- **RECORDS SUPPLIED**:
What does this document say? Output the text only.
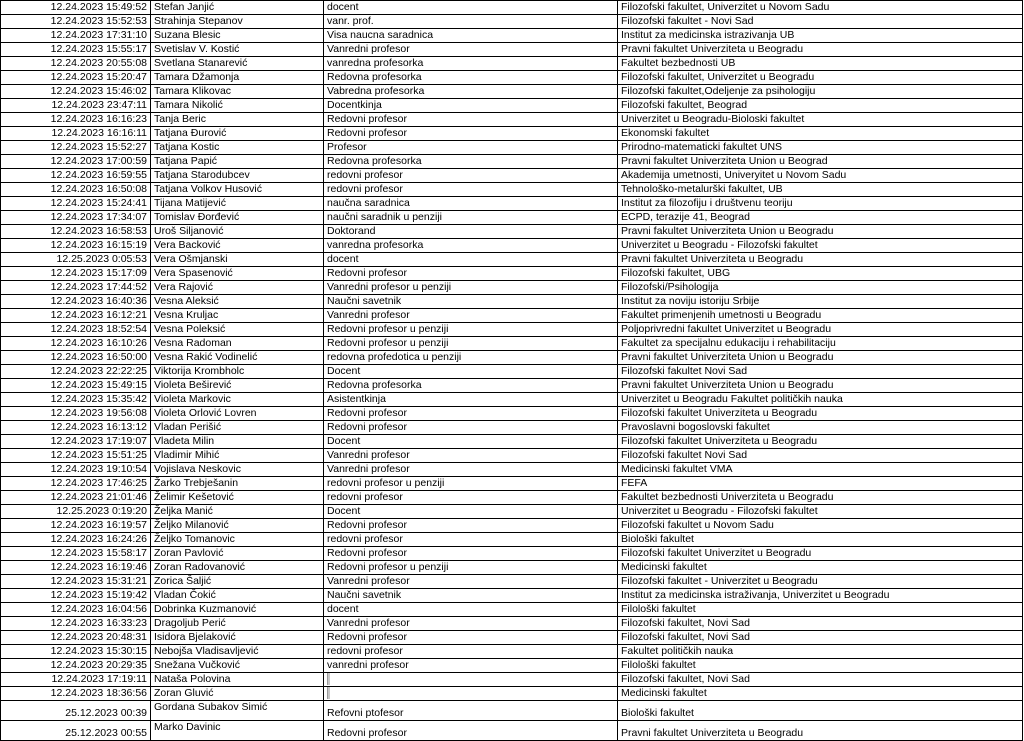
12.24.2023 15:49:52	Stefan Janjić	docent	Filozofski fakultet, Univerzitet u Novom Sadu
12.24.2023 15:52:53	Strahinja Stepanov	vanr. prof.	Filozofski fakultet - Novi Sad
12.24.2023 17:31:10	Suzana Blesic	Visa naucna saradnica	Institut za medicinska istrazivanja UB
12.24.2023 15:55:17	Svetislav V. Kostić	Vanredni profesor	Pravni fakultet Univerziteta u Beogradu
12.24.2023 20:55:08	Svetlana Stanarević	vanredna profesorka	Fakultet bezbednosti UB
12.24.2023 15:20:47	Tamara Džamonja	Redovna profesorka	Filozofski fakultet, Univerzitet u Beogradu
12.24.2023 15:46:02	Tamara Klikovac	Vabredna profesorka	Filozofski fakultet,Odeljenje za psihologiju
12.24.2023 23:47:11	Tamara Nikolić	Docentkinja	Filozofski fakultet, Beograd
12.24.2023 16:16:23	Tanja Beric	Redovni profesor	Univerzitet u Beogradu-Bioloski fakultet
12.24.2023 16:16:11	Tatjana Đurović	Redovni profesor	Ekonomski fakultet
12.24.2023 15:52:27	Tatjana Kostic	Profesor	Prirodno-matematicki fakultet UNS
12.24.2023 17:00:59	Tatjana Papić	Redovna profesorka	Pravni fakultet Univerziteta Union u Beograd
12.24.2023 16:59:55	Tatjana Starodubcev	redovni profesor	Akademija umetnosti, Univeryitet u Novom Sadu
12.24.2023 16:50:08	Tatjana Volkov Husović	redovni profesor	Tehnološko-metalurški fakultet, UB
12.24.2023 15:24:41	Tijana Matijević	naučna saradnica	Institut za filozofiju i društvenu teoriju
12.24.2023 17:34:07	Tomislav Đorđević	naučni saradnik u penziji	ECPD, terazije 41, Beograd
12.24.2023 16:58:53	Uroš Siljanović	Doktorand	Pravni fakultet Univerziteta Union u Beogradu
12.24.2023 16:15:19	Vera Backović	vanredna profesorka	Univerzitet u Beogradu - Filozofski fakultet
12.25.2023 0:05:53	Vera Ošmjanski	docent	Pravni fakultet Univerziteta u Beogradu
12.24.2023 15:17:09	Vera Spasenović	Redovni profesor	Filozofski fakultet, UBG
12.24.2023 17:44:52	Vera Rajović	Vanredni profesor u penziji	Filozofski/Psihologija
12.24.2023 16:40:36	Vesna Aleksić	Naučni savetnik	Institut za noviju istoriju Srbije
12.24.2023 16:12:21	Vesna Kruljac	Vanredni profesor	Fakultet primenjenih umetnosti u Beogradu
12.24.2023 18:52:54	Vesna Poleksić	Redovni profesor u penziji	Poljoprivredni fakultet Univerzitet u Beogradu
12.24.2023 16:10:26	Vesna Radoman	Redovni profesor u penziji	Fakultet za specijalnu edukaciju i rehabilitaciju
12.24.2023 16:50:00	Vesna Rakić Vodinelić	redovna profedotica u penziji	Pravni fakultet Univerziteta Union u Beogradu
12.24.2023 22:22:25	Viktorija Krombholc	Docent	Filozofski fakultet Novi Sad
12.24.2023 15:49:15	Violeta Beširević	Redovna profesorka	Pravni fakultet Univerziteta Union u Beogradu
12.24.2023 15:35:42	Violeta Markovic	Asistentkinja	Univerzitet u Beogradu Fakultet političkih nauka
12.24.2023 19:56:08	Violeta Orlović Lovren	Redovni profesor	Filozofski fakultet Univerziteta u Beogradu
12.24.2023 16:13:12	Vladan Perišić	Redovni profesor	Pravoslavni bogoslovski fakultet
12.24.2023 17:19:07	Vladeta Milin	Docent	Filozofski fakultet Univerziteta u Beogradu
12.24.2023 15:51:25	Vladimir Mihić	Vanredni profesor	Filozofski fakultet Novi Sad
12.24.2023 19:10:54	Vojislava Neskovic	Vanredni profesor	Medicinski fakultet VMA
12.24.2023 17:46:25	Žarko Trebješanin	redovni profesor u penziji	FEFA
12.24.2023 21:01:46	Želimir Kešetović	redovni profesor	Fakultet bezbednosti Univerziteta u Beogradu
12.25.2023 0:19:20	Željka Manić	Docent	Univerzitet u Beogradu - Filozofski fakultet
12.24.2023 16:19:57	Željko Milanović	Redovni profesor	Filozofski fakultet u Novom Sadu
12.24.2023 16:24:26	Željko Tomanovic	redovni profesor	Biološki fakultet
12.24.2023 15:58:17	Zoran Pavlović	Redovni profesor	Filozofski fakultet Univerzitet u Beogradu
12.24.2023 16:19:46	Zoran Radovanović	Redovni profesor u penziji	Medicinski fakultet
12.24.2023 15:31:21	Zorica Šaljić	Vanredni profesor	Filozofski fakultet - Univerzitet u Beogradu
12.24.2023 15:19:42	Vladan Čokić	Naučni savetnik	Institut za medicinska istraživanja, Univerzitet u Beogradu
12.24.2023 16:04:56	Dobrinka Kuzmanović	docent	Filološki fakultet
12.24.2023 16:33:23	Dragoljub Perić	Vanredni profesor	Filozofski fakultet, Novi Sad
12.24.2023 20:48:31	Isidora Bjelaković	Redovni profesor	Filozofski fakultet, Novi Sad
12.24.2023 15:30:15	Nebojša Vladisavljević	redovni profesor	Fakultet političkih nauka
12.24.2023 20:29:35	Snežana Vučković	vanredni profesor	Filološki fakultet
12.24.2023 17:19:11	Nataša Polovina		Filozofski fakultet, Novi Sad
12.24.2023 18:36:56	Zoran Gluvić		Medicinski fakultet
25.12.2023 00:39	Gordana Subakov Simić	Refovni ptofesor	Biološki fakultet
25.12.2023 00:55	Marko Davinic	Redovni profesor	Pravni fakultet Univerziteta u Beogradu
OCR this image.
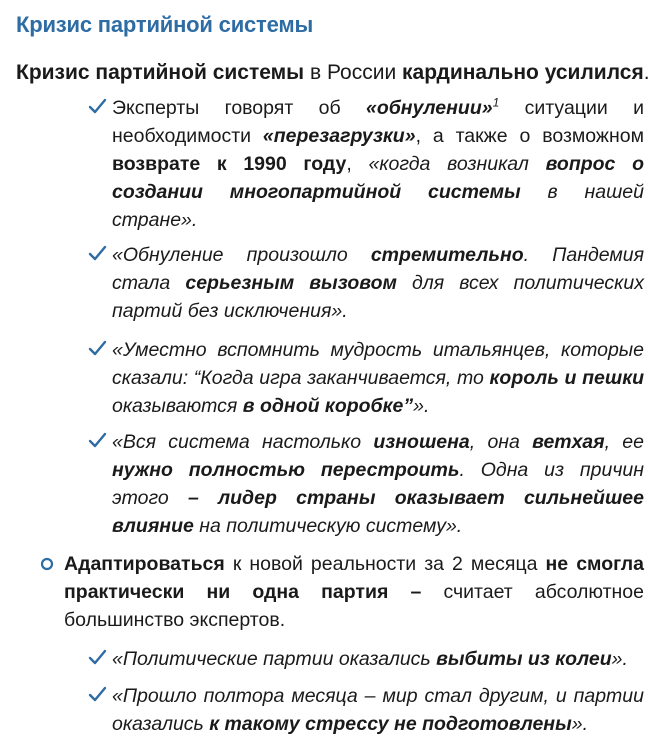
Кризис партийной системы
Кризис партийной системы в России кардинально усилился.
Эксперты говорят об «обнулении»$^1$ ситуации и необходимости «перезагрузки», а также о возможном возврате к 1990 году, «когда возникал вопрос о создании многопартийной системы в нашей стране».
«Обнуление произошло стремительно. Пандемия стала серьезным вызовом для всех политических партий без исключения».
«Уместно вспомнить мудрость итальянцев, которые сказали: “Когда игра заканчивается, то король и пешки оказываются в одной коробке”».
«Вся система настолько изношена, она ветхая, ее нужно полностью перестроить. Одна из причин этого – лидер страны оказывает сильнейшее влияние на политическую систему».
Адаптироваться к новой реальности за 2 месяца не смогла практически ни одна партия – считает абсолютное большинство экспертов.
«Политические партии оказались выбиты из колеи».
«Прошло полтора месяца – мир стал другим, и партии оказались к такому стрессу не подготовлены».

- **TASK DESCRIPTION**: Identify the lines of the data that contain the word "Zoran". Copy each of them.

- **EXERCISE RESULT**:
12.24.2023 15:58:17	Zoran Pavlović	Redovni profesor	Filozofski fakultet Univerzitet u Beogradu
12.24.2023 16:19:46	Zoran Radovanović	Redovni profesor u penziji	Medicinski fakultet
12.24.2023 18:36:56	Zoran Gluvić		Medicinski fakultet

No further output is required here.